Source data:
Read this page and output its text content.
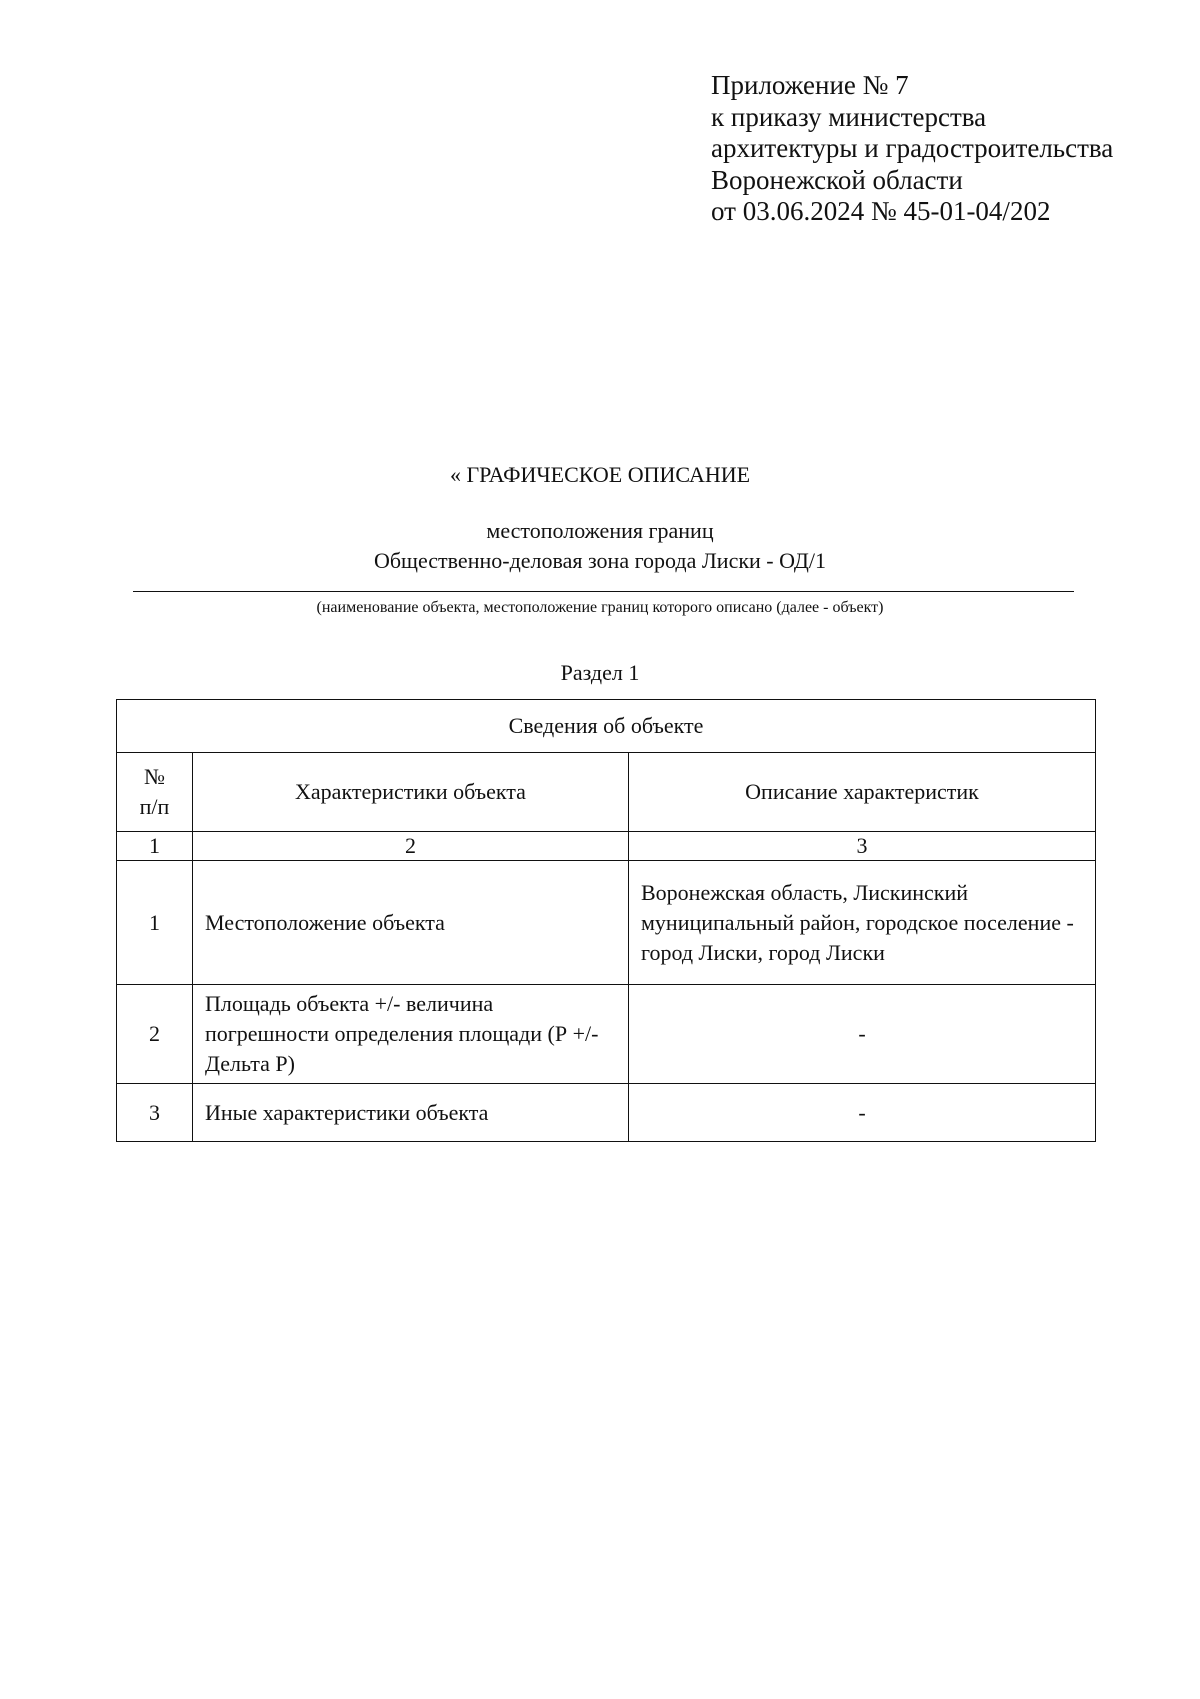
Приложение № 7
к приказу министерства
архитектуры и градостроительства
Воронежской области
от 03.06.2024 № 45-01-04/202
« ГРАФИЧЕСКОЕ ОПИСАНИЕ
местоположения границ
Общественно-деловая зона города Лиски - ОД/1
(наименование объекта, местоположение границ которого описано (далее - объект)
Раздел 1
Сведения об объекте		

№
п/п	Характеристики объекта	Описание характеристик
1	2	3
1	Местоположение объекта	Воронежская область, Лискинский муниципальный район, городское поселение - город Лиски, город Лиски
2	Площадь объекта +/- величина погрешности определения площади (Р +/- Дельта Р)	-
3	Иные характеристики объекта	-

**Stated goal**
Without the pictures, output the full listing exactly as it stands.

**Response**
Read this page and output its text content.
Приложение № 7
к приказу министерства
архитектуры и градостроительства
Воронежской области
от 03.06.2024 № 45-01-04/202
« ГРАФИЧЕСКОЕ ОПИСАНИЕ
местоположения границ
Общественно-деловая зона города Лиски - ОД/1
(наименование объекта, местоположение границ которого описано (далее - объект)
Раздел 1
Сведения об объекте		

№
п/п	Характеристики объекта	Описание характеристик
1	2	3
1	Местоположение объекта	Воронежская область, Лискинский муниципальный район, городское поселение - город Лиски, город Лиски
2	Площадь объекта +/- величина погрешности определения площади (Р +/- Дельта Р)	-
3	Иные характеристики объекта	-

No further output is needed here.